■ Prompt ■
Given the records below, set each one down again exactly as it reads.

(Dataset items)
====

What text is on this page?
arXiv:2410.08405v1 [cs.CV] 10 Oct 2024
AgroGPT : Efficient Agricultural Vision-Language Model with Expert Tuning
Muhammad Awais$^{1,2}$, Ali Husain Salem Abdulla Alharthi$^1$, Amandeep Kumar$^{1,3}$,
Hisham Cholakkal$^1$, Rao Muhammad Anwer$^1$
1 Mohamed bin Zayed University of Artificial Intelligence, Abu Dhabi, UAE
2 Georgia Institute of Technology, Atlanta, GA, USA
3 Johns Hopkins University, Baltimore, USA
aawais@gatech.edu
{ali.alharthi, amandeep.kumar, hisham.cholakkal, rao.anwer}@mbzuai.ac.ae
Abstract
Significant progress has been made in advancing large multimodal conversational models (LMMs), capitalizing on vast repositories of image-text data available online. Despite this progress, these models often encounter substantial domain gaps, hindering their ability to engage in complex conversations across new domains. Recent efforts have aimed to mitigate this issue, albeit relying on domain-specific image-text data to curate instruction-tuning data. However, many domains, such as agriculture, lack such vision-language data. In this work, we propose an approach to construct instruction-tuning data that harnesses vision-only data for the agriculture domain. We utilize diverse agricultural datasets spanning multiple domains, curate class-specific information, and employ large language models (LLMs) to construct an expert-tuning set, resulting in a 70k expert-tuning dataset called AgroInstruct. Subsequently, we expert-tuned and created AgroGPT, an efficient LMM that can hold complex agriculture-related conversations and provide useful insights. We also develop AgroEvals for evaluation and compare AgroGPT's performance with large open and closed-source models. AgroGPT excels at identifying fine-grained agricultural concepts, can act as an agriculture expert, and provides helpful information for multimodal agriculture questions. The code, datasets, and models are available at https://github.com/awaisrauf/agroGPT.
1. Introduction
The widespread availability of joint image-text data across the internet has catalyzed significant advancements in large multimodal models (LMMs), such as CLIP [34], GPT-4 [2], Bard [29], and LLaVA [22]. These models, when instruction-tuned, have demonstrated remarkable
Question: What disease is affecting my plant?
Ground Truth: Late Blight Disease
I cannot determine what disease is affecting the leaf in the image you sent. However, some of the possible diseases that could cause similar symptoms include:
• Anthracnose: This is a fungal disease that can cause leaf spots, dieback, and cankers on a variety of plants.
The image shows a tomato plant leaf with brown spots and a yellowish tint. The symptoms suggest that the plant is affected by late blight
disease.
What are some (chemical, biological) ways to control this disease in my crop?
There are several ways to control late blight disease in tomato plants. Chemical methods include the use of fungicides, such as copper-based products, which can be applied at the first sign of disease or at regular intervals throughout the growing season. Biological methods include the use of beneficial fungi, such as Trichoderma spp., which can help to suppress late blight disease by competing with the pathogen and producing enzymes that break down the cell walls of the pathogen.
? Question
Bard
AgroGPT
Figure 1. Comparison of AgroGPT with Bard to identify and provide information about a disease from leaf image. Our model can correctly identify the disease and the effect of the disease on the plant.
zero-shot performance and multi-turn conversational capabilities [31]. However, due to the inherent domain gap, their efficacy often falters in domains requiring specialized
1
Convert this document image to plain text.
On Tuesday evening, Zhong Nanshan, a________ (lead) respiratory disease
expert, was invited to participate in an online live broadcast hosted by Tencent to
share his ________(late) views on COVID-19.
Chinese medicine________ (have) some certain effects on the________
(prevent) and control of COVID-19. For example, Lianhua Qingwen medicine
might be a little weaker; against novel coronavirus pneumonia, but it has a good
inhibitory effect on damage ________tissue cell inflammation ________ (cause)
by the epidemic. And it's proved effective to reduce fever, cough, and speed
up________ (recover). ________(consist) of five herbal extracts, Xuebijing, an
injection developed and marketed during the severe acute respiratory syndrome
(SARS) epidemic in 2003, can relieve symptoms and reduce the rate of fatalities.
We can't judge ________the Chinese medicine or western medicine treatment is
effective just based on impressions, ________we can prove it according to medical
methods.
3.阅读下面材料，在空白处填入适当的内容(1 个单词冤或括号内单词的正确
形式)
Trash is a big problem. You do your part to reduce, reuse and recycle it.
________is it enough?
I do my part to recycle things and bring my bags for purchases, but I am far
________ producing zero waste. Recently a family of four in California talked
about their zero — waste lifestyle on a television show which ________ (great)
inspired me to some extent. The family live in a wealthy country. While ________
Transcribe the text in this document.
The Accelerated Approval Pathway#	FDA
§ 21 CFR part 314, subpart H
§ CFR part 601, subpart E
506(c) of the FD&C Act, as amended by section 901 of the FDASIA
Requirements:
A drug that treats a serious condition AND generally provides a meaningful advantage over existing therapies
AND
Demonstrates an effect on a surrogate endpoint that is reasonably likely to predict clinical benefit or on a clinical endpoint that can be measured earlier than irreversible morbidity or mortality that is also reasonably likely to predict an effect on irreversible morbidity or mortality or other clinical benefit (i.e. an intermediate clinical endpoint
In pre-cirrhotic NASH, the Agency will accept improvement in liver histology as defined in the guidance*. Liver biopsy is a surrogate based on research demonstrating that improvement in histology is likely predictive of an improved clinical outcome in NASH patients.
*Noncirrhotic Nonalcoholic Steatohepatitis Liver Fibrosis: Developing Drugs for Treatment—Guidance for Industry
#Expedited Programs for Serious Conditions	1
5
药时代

====

■ Exercise result ■
What text is on this page?
arXiv:2410.08405v1 [cs.CV] 10 Oct 2024
AgroGPT : Efficient Agricultural Vision-Language Model with Expert Tuning
Muhammad Awais$^{1,2}$, Ali Husain Salem Abdulla Alharthi$^1$, Amandeep Kumar$^{1,3}$,
Hisham Cholakkal$^1$, Rao Muhammad Anwer$^1$
1 Mohamed bin Zayed University of Artificial Intelligence, Abu Dhabi, UAE
2 Georgia Institute of Technology, Atlanta, GA, USA
3 Johns Hopkins University, Baltimore, USA
aawais@gatech.edu
{ali.alharthi, amandeep.kumar, hisham.cholakkal, rao.anwer}@mbzuai.ac.ae
Abstract
Significant progress has been made in advancing large multimodal conversational models (LMMs), capitalizing on vast repositories of image-text data available online. Despite this progress, these models often encounter substantial domain gaps, hindering their ability to engage in complex conversations across new domains. Recent efforts have aimed to mitigate this issue, albeit relying on domain-specific image-text data to curate instruction-tuning data. However, many domains, such as agriculture, lack such vision-language data. In this work, we propose an approach to construct instruction-tuning data that harnesses vision-only data for the agriculture domain. We utilize diverse agricultural datasets spanning multiple domains, curate class-specific information, and employ large language models (LLMs) to construct an expert-tuning set, resulting in a 70k expert-tuning dataset called AgroInstruct. Subsequently, we expert-tuned and created AgroGPT, an efficient LMM that can hold complex agriculture-related conversations and provide useful insights. We also develop AgroEvals for evaluation and compare AgroGPT's performance with large open and closed-source models. AgroGPT excels at identifying fine-grained agricultural concepts, can act as an agriculture expert, and provides helpful information for multimodal agriculture questions. The code, datasets, and models are available at https://github.com/awaisrauf/agroGPT.
1. Introduction
The widespread availability of joint image-text data across the internet has catalyzed significant advancements in large multimodal models (LMMs), such as CLIP [34], GPT-4 [2], Bard [29], and LLaVA [22]. These models, when instruction-tuned, have demonstrated remarkable
Question: What disease is affecting my plant?
Ground Truth: Late Blight Disease
I cannot determine what disease is affecting the leaf in the image you sent. However, some of the possible diseases that could cause similar symptoms include:
• Anthracnose: This is a fungal disease that can cause leaf spots, dieback, and cankers on a variety of plants.
The image shows a tomato plant leaf with brown spots and a yellowish tint. The symptoms suggest that the plant is affected by late blight
disease.
What are some (chemical, biological) ways to control this disease in my crop?
There are several ways to control late blight disease in tomato plants. Chemical methods include the use of fungicides, such as copper-based products, which can be applied at the first sign of disease or at regular intervals throughout the growing season. Biological methods include the use of beneficial fungi, such as Trichoderma spp., which can help to suppress late blight disease by competing with the pathogen and producing enzymes that break down the cell walls of the pathogen.
? Question
Bard
AgroGPT
Figure 1. Comparison of AgroGPT with Bard to identify and provide information about a disease from leaf image. Our model can correctly identify the disease and the effect of the disease on the plant.
zero-shot performance and multi-turn conversational capabilities [31]. However, due to the inherent domain gap, their efficacy often falters in domains requiring specialized
1
Convert this document image to plain text.
On Tuesday evening, Zhong Nanshan, a________ (lead) respiratory disease
expert, was invited to participate in an online live broadcast hosted by Tencent to
share his ________(late) views on COVID-19.
Chinese medicine________ (have) some certain effects on the________
(prevent) and control of COVID-19. For example, Lianhua Qingwen medicine
might be a little weaker; against novel coronavirus pneumonia, but it has a good
inhibitory effect on damage ________tissue cell inflammation ________ (cause)
by the epidemic. And it's proved effective to reduce fever, cough, and speed
up________ (recover). ________(consist) of five herbal extracts, Xuebijing, an
injection developed and marketed during the severe acute respiratory syndrome
(SARS) epidemic in 2003, can relieve symptoms and reduce the rate of fatalities.
We can't judge ________the Chinese medicine or western medicine treatment is
effective just based on impressions, ________we can prove it according to medical
methods.
3.阅读下面材料，在空白处填入适当的内容(1 个单词冤或括号内单词的正确
形式)
Trash is a big problem. You do your part to reduce, reuse and recycle it.
________is it enough?
I do my part to recycle things and bring my bags for purchases, but I am far
________ producing zero waste. Recently a family of four in California talked
about their zero — waste lifestyle on a television show which ________ (great)
inspired me to some extent. The family live in a wealthy country. While ________
Transcribe the text in this document.
The Accelerated Approval Pathway#	FDA
§ 21 CFR part 314, subpart H
§ CFR part 601, subpart E
506(c) of the FD&C Act, as amended by section 901 of the FDASIA
Requirements:
A drug that treats a serious condition AND generally provides a meaningful advantage over existing therapies
AND
Demonstrates an effect on a surrogate endpoint that is reasonably likely to predict clinical benefit or on a clinical endpoint that can be measured earlier than irreversible morbidity or mortality that is also reasonably likely to predict an effect on irreversible morbidity or mortality or other clinical benefit (i.e. an intermediate clinical endpoint
In pre-cirrhotic NASH, the Agency will accept improvement in liver histology as defined in the guidance*. Liver biopsy is a surrogate based on research demonstrating that improvement in histology is likely predictive of an improved clinical outcome in NASH patients.
*Noncirrhotic Nonalcoholic Steatohepatitis Liver Fibrosis: Developing Drugs for Treatment—Guidance for Industry
#Expedited Programs for Serious Conditions	1
5
药时代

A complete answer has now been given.